Quote the listing below in its entirety, omitting every image.
____ DATA LISTING
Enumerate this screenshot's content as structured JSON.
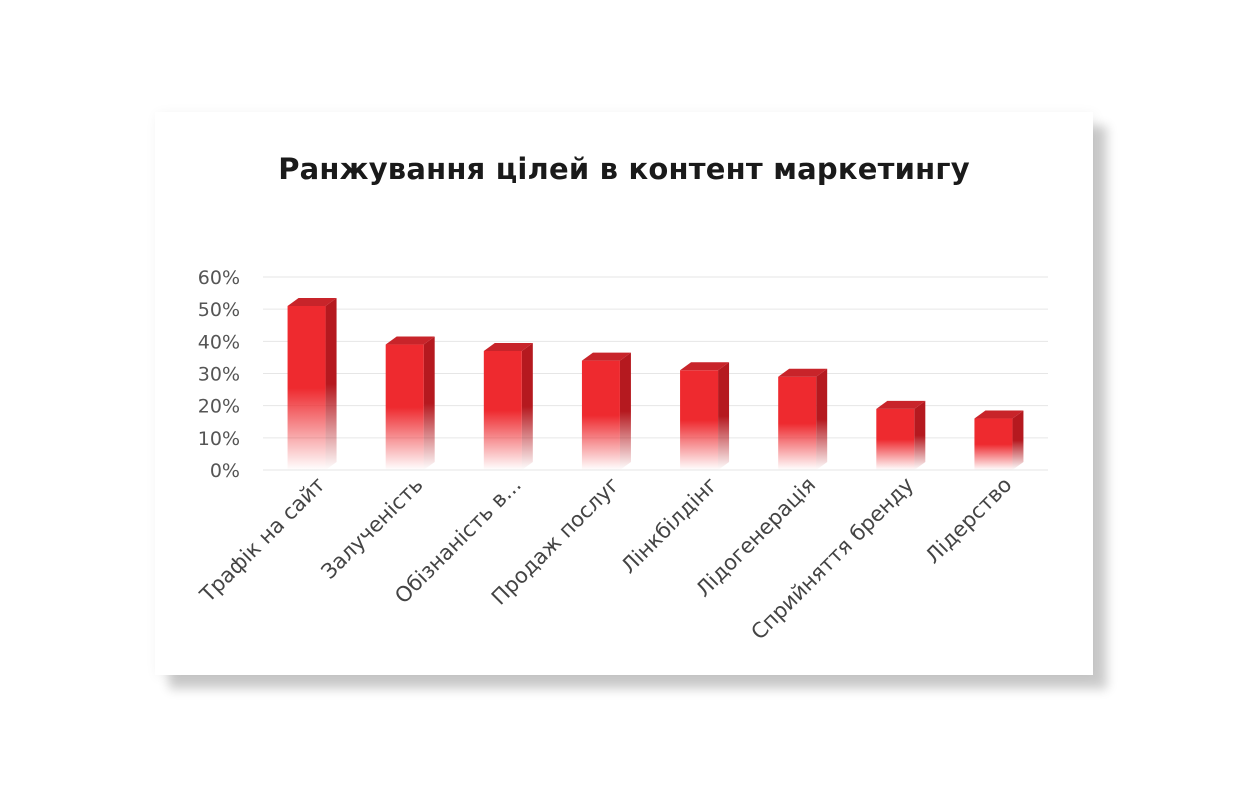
{
  "chart_data": {
    "type": "bar",
    "title": "Ранжування цілей в контент маркетингу",
    "categories": [
      "Трафік на сайт",
      "Залученість",
      "Обізнаність в...",
      "Продаж послуг",
      "Лінкбілдінг",
      "Лідогенерація",
      "Сприйняття бренду",
      "Лідерство"
    ],
    "values": [
      51,
      39,
      37,
      34,
      31,
      29,
      19,
      16
    ],
    "unit": "%",
    "ylim": [
      0,
      60
    ],
    "yticks": [
      "0%",
      "10%",
      "20%",
      "30%",
      "40%",
      "50%",
      "60%"
    ],
    "xlabel": "",
    "ylabel": "",
    "grid": true,
    "style": "3d-column",
    "colors": {
      "front": "#ee2a2f",
      "side": "#b5191f",
      "top": "#c8242a"
    }
  }
}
________
FULL SOLUTION
Enumerate this screenshot's content as structured JSON.
{
  "chart_data": {
    "type": "bar",
    "title": "Ранжування цілей в контент маркетингу",
    "categories": [
      "Трафік на сайт",
      "Залученість",
      "Обізнаність в...",
      "Продаж послуг",
      "Лінкбілдінг",
      "Лідогенерація",
      "Сприйняття бренду",
      "Лідерство"
    ],
    "values": [
      51,
      39,
      37,
      34,
      31,
      29,
      19,
      16
    ],
    "unit": "%",
    "ylim": [
      0,
      60
    ],
    "yticks": [
      "0%",
      "10%",
      "20%",
      "30%",
      "40%",
      "50%",
      "60%"
    ],
    "xlabel": "",
    "ylabel": "",
    "grid": true,
    "style": "3d-column",
    "colors": {
      "front": "#ee2a2f",
      "side": "#b5191f",
      "top": "#c8242a"
    }
  }
}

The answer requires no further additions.